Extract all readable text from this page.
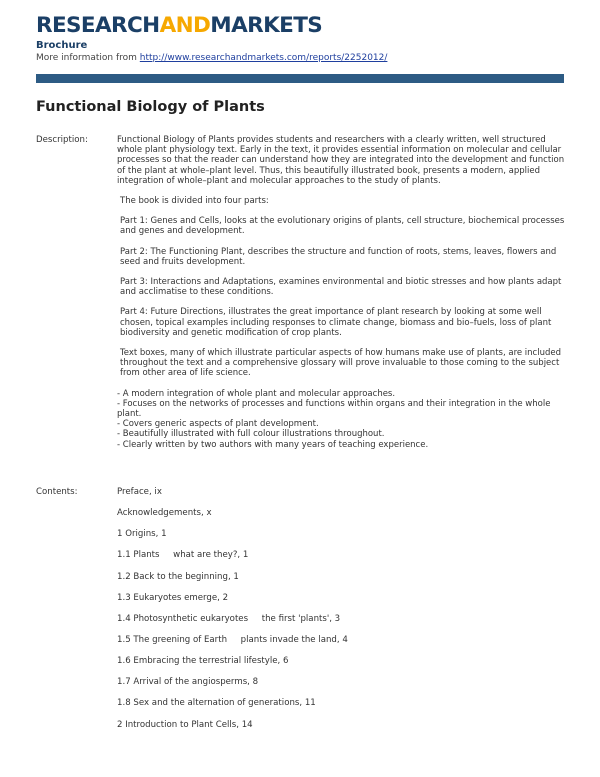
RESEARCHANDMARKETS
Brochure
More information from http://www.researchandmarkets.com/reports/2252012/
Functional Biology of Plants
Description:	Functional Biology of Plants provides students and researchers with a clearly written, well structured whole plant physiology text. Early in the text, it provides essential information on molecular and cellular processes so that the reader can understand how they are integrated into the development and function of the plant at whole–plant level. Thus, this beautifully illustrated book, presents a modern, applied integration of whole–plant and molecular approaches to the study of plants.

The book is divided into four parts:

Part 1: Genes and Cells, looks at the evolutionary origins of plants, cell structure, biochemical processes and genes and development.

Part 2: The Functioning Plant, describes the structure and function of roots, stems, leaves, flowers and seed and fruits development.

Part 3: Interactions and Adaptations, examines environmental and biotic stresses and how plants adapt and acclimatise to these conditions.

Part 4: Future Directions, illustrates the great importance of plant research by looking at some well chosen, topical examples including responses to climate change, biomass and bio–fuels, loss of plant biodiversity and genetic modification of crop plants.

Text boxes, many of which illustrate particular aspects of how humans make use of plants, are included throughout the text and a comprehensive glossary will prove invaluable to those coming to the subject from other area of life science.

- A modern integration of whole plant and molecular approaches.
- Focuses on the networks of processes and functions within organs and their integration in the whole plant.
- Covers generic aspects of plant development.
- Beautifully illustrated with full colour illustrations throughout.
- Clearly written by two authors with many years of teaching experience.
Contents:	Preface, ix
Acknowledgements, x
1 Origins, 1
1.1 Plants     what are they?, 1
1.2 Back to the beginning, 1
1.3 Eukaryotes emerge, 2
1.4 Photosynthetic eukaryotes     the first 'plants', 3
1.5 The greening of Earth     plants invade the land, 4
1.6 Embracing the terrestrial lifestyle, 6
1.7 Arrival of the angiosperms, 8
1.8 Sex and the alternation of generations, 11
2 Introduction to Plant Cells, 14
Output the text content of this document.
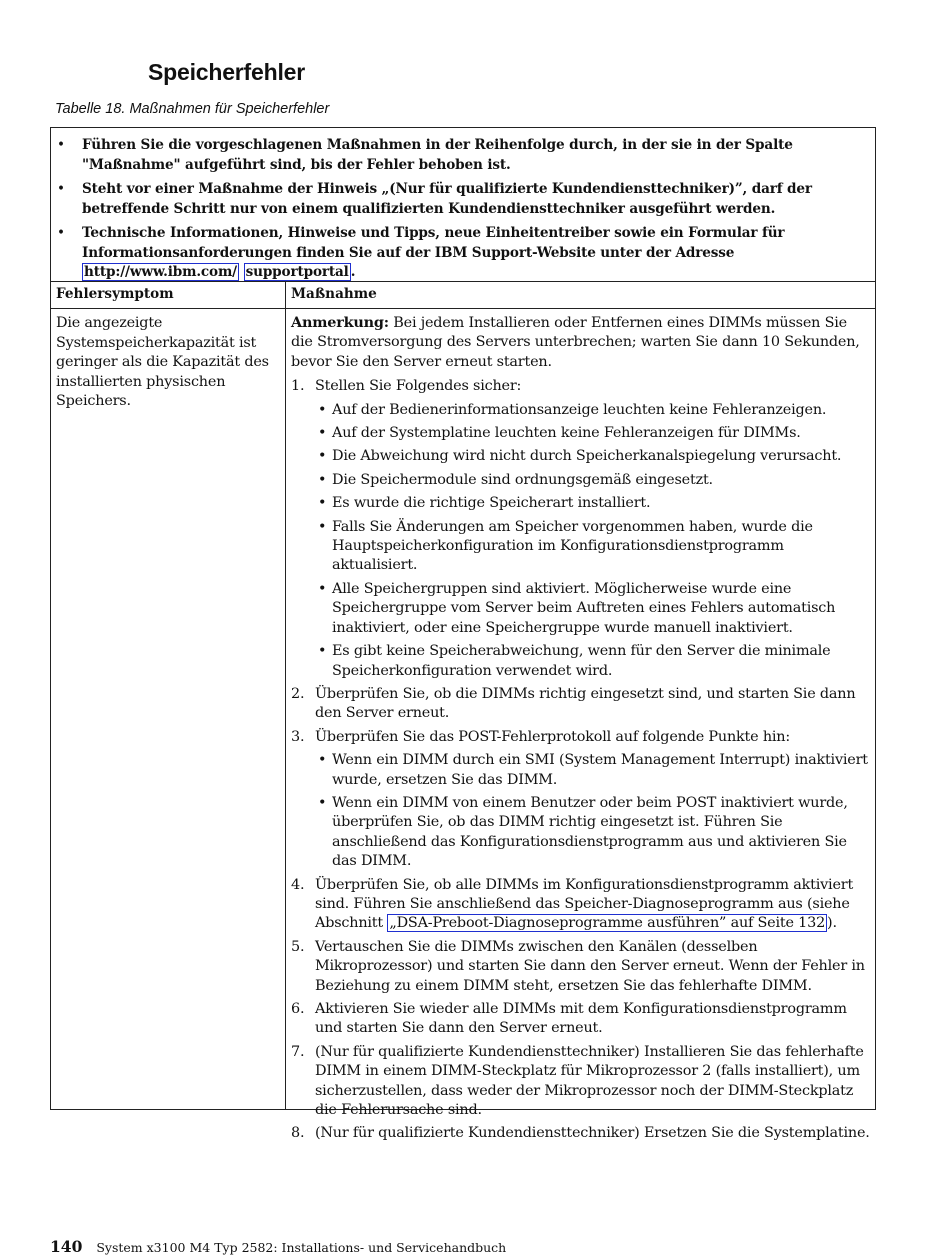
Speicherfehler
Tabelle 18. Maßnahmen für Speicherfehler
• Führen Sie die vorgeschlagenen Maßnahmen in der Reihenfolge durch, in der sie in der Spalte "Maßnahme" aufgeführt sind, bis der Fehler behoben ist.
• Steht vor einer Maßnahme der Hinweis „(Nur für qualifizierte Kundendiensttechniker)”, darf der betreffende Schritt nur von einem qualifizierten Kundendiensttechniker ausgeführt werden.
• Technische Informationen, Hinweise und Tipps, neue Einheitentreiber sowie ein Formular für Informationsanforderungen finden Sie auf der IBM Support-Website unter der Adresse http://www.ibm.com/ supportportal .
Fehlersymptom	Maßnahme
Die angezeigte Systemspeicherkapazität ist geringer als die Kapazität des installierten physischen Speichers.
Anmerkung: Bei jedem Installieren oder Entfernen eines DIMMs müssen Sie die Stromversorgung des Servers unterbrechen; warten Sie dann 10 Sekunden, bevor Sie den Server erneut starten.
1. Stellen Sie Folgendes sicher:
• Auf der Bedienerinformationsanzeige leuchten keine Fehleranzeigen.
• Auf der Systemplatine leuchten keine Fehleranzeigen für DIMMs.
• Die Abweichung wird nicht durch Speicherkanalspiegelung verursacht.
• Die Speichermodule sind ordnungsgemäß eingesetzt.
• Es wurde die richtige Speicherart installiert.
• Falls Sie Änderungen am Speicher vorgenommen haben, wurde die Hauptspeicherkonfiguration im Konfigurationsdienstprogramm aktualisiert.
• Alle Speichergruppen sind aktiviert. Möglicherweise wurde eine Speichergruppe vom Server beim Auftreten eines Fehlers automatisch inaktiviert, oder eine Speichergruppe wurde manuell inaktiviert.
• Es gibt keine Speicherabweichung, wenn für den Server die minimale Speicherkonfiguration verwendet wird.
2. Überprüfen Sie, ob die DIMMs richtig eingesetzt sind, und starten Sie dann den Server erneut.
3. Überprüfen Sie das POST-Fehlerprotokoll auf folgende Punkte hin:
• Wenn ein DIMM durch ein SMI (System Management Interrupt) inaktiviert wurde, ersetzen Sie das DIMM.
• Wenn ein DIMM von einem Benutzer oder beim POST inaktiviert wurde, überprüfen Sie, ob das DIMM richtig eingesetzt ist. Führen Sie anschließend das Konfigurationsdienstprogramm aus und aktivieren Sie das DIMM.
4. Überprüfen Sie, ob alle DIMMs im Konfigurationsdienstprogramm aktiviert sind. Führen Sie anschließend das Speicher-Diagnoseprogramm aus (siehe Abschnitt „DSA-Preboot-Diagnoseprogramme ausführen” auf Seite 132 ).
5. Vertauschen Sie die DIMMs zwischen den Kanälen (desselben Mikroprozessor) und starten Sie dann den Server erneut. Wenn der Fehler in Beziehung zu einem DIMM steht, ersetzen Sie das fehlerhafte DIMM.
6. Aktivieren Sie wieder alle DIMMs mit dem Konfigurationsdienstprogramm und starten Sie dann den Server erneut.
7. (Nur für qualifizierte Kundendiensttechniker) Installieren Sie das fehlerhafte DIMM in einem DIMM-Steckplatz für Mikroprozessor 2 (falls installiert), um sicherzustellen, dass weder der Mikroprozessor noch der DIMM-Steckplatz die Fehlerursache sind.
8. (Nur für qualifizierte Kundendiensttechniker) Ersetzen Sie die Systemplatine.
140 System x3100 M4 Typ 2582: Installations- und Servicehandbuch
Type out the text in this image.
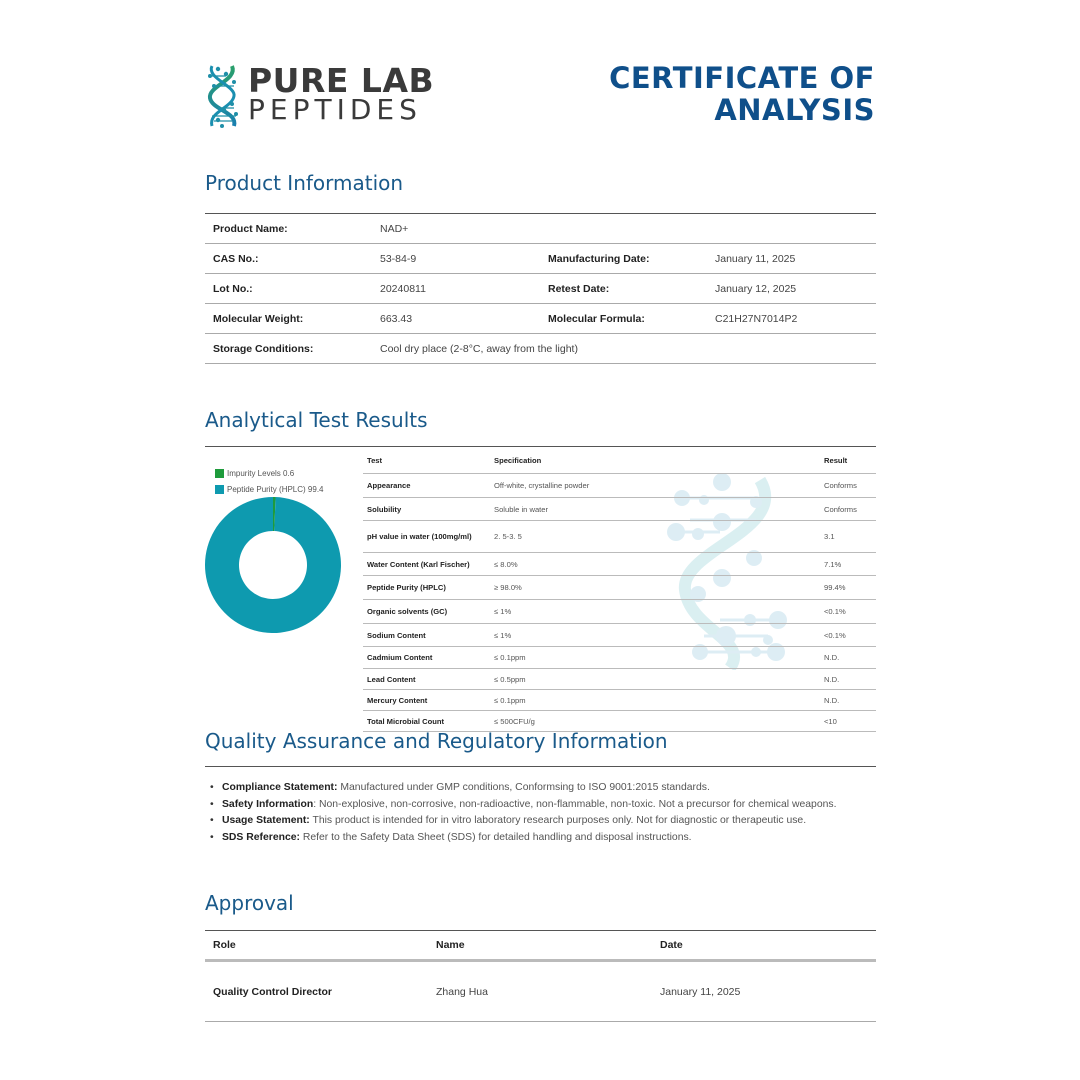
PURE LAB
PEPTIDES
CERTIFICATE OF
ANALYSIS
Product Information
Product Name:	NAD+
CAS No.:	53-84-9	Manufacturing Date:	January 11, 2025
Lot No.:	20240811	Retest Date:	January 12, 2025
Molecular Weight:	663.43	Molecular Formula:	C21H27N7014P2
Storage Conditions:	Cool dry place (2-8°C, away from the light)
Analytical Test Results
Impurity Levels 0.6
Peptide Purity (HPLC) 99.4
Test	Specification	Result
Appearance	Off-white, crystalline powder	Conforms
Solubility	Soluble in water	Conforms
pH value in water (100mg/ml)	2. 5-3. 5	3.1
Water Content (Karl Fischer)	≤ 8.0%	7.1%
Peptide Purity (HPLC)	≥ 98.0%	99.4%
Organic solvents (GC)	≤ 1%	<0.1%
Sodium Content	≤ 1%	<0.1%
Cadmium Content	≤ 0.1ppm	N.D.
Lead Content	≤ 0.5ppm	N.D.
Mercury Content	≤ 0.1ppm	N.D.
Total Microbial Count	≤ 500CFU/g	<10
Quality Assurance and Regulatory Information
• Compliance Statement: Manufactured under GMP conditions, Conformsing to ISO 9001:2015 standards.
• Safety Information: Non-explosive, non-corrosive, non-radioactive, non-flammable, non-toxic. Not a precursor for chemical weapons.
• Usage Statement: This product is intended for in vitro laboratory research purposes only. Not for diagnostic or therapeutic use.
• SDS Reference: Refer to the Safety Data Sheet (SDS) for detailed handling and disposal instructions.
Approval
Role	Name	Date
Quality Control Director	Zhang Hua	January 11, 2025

□ □ □ □ □

> _Work to be completed_
Your answer must be an exact copy of the listing, minus its pictures.

> _Your solution_
Extract all readable text from this page.
RESEARCHANDMARKETS
Brochure
More information from http://www.researchandmarkets.com/reports/2252012/
Functional Biology of Plants
Description:	Functional Biology of Plants provides students and researchers with a clearly written, well structured whole plant physiology text. Early in the text, it provides essential information on molecular and cellular processes so that the reader can understand how they are integrated into the development and function of the plant at whole–plant level. Thus, this beautifully illustrated book, presents a modern, applied integration of whole–plant and molecular approaches to the study of plants.

The book is divided into four parts:

Part 1: Genes and Cells, looks at the evolutionary origins of plants, cell structure, biochemical processes and genes and development.

Part 2: The Functioning Plant, describes the structure and function of roots, stems, leaves, flowers and seed and fruits development.

Part 3: Interactions and Adaptations, examines environmental and biotic stresses and how plants adapt and acclimatise to these conditions.

Part 4: Future Directions, illustrates the great importance of plant research by looking at some well chosen, topical examples including responses to climate change, biomass and bio–fuels, loss of plant biodiversity and genetic modification of crop plants.

Text boxes, many of which illustrate particular aspects of how humans make use of plants, are included throughout the text and a comprehensive glossary will prove invaluable to those coming to the subject from other area of life science.

- A modern integration of whole plant and molecular approaches.
- Focuses on the networks of processes and functions within organs and their integration in the whole plant.
- Covers generic aspects of plant development.
- Beautifully illustrated with full colour illustrations throughout.
- Clearly written by two authors with many years of teaching experience.
Contents:	Preface, ix
Acknowledgements, x
1 Origins, 1
1.1 Plants     what are they?, 1
1.2 Back to the beginning, 1
1.3 Eukaryotes emerge, 2
1.4 Photosynthetic eukaryotes     the first 'plants', 3
1.5 The greening of Earth     plants invade the land, 4
1.6 Embracing the terrestrial lifestyle, 6
1.7 Arrival of the angiosperms, 8
1.8 Sex and the alternation of generations, 11
2 Introduction to Plant Cells, 14
Output the text content of this document.
Speicherfehler
Tabelle 18. Maßnahmen für Speicherfehler
• Führen Sie die vorgeschlagenen Maßnahmen in der Reihenfolge durch, in der sie in der Spalte "Maßnahme" aufgeführt sind, bis der Fehler behoben ist.
• Steht vor einer Maßnahme der Hinweis „(Nur für qualifizierte Kundendiensttechniker)”, darf der betreffende Schritt nur von einem qualifizierten Kundendiensttechniker ausgeführt werden.
• Technische Informationen, Hinweise und Tipps, neue Einheitentreiber sowie ein Formular für Informationsanforderungen finden Sie auf der IBM Support-Website unter der Adresse http://www.ibm.com/ supportportal .
Fehlersymptom	Maßnahme
Die angezeigte Systemspeicherkapazität ist geringer als die Kapazität des installierten physischen Speichers.
Anmerkung: Bei jedem Installieren oder Entfernen eines DIMMs müssen Sie die Stromversorgung des Servers unterbrechen; warten Sie dann 10 Sekunden, bevor Sie den Server erneut starten.
1. Stellen Sie Folgendes sicher:
• Auf der Bedienerinformationsanzeige leuchten keine Fehleranzeigen.
• Auf der Systemplatine leuchten keine Fehleranzeigen für DIMMs.
• Die Abweichung wird nicht durch Speicherkanalspiegelung verursacht.
• Die Speichermodule sind ordnungsgemäß eingesetzt.
• Es wurde die richtige Speicherart installiert.
• Falls Sie Änderungen am Speicher vorgenommen haben, wurde die Hauptspeicherkonfiguration im Konfigurationsdienstprogramm aktualisiert.
• Alle Speichergruppen sind aktiviert. Möglicherweise wurde eine Speichergruppe vom Server beim Auftreten eines Fehlers automatisch inaktiviert, oder eine Speichergruppe wurde manuell inaktiviert.
• Es gibt keine Speicherabweichung, wenn für den Server die minimale Speicherkonfiguration verwendet wird.
2. Überprüfen Sie, ob die DIMMs richtig eingesetzt sind, und starten Sie dann den Server erneut.
3. Überprüfen Sie das POST-Fehlerprotokoll auf folgende Punkte hin:
• Wenn ein DIMM durch ein SMI (System Management Interrupt) inaktiviert wurde, ersetzen Sie das DIMM.
• Wenn ein DIMM von einem Benutzer oder beim POST inaktiviert wurde, überprüfen Sie, ob das DIMM richtig eingesetzt ist. Führen Sie anschließend das Konfigurationsdienstprogramm aus und aktivieren Sie das DIMM.
4. Überprüfen Sie, ob alle DIMMs im Konfigurationsdienstprogramm aktiviert sind. Führen Sie anschließend das Speicher-Diagnoseprogramm aus (siehe Abschnitt „DSA-Preboot-Diagnoseprogramme ausführen” auf Seite 132 ).
5. Vertauschen Sie die DIMMs zwischen den Kanälen (desselben Mikroprozessor) und starten Sie dann den Server erneut. Wenn der Fehler in Beziehung zu einem DIMM steht, ersetzen Sie das fehlerhafte DIMM.
6. Aktivieren Sie wieder alle DIMMs mit dem Konfigurationsdienstprogramm und starten Sie dann den Server erneut.
7. (Nur für qualifizierte Kundendiensttechniker) Installieren Sie das fehlerhafte DIMM in einem DIMM-Steckplatz für Mikroprozessor 2 (falls installiert), um sicherzustellen, dass weder der Mikroprozessor noch der DIMM-Steckplatz die Fehlerursache sind.
8. (Nur für qualifizierte Kundendiensttechniker) Ersetzen Sie die Systemplatine.
140 System x3100 M4 Typ 2582: Installations- und Servicehandbuch
Type out the text in this image.
PURE LAB
PEPTIDES
CERTIFICATE OF
ANALYSIS
Product Information
Product Name:	NAD+
CAS No.:	53-84-9	Manufacturing Date:	January 11, 2025
Lot No.:	20240811	Retest Date:	January 12, 2025
Molecular Weight:	663.43	Molecular Formula:	C21H27N7014P2
Storage Conditions:	Cool dry place (2-8°C, away from the light)
Analytical Test Results
Impurity Levels 0.6
Peptide Purity (HPLC) 99.4
Test	Specification	Result
Appearance	Off-white, crystalline powder	Conforms
Solubility	Soluble in water	Conforms
pH value in water (100mg/ml)	2. 5-3. 5	3.1
Water Content (Karl Fischer)	≤ 8.0%	7.1%
Peptide Purity (HPLC)	≥ 98.0%	99.4%
Organic solvents (GC)	≤ 1%	<0.1%
Sodium Content	≤ 1%	<0.1%
Cadmium Content	≤ 0.1ppm	N.D.
Lead Content	≤ 0.5ppm	N.D.
Mercury Content	≤ 0.1ppm	N.D.
Total Microbial Count	≤ 500CFU/g	<10
Quality Assurance and Regulatory Information
• Compliance Statement: Manufactured under GMP conditions, Conformsing to ISO 9001:2015 standards.
• Safety Information: Non-explosive, non-corrosive, non-radioactive, non-flammable, non-toxic. Not a precursor for chemical weapons.
• Usage Statement: This product is intended for in vitro laboratory research purposes only. Not for diagnostic or therapeutic use.
• SDS Reference: Refer to the Safety Data Sheet (SDS) for detailed handling and disposal instructions.
Approval
Role	Name	Date
Quality Control Director	Zhang Hua	January 11, 2025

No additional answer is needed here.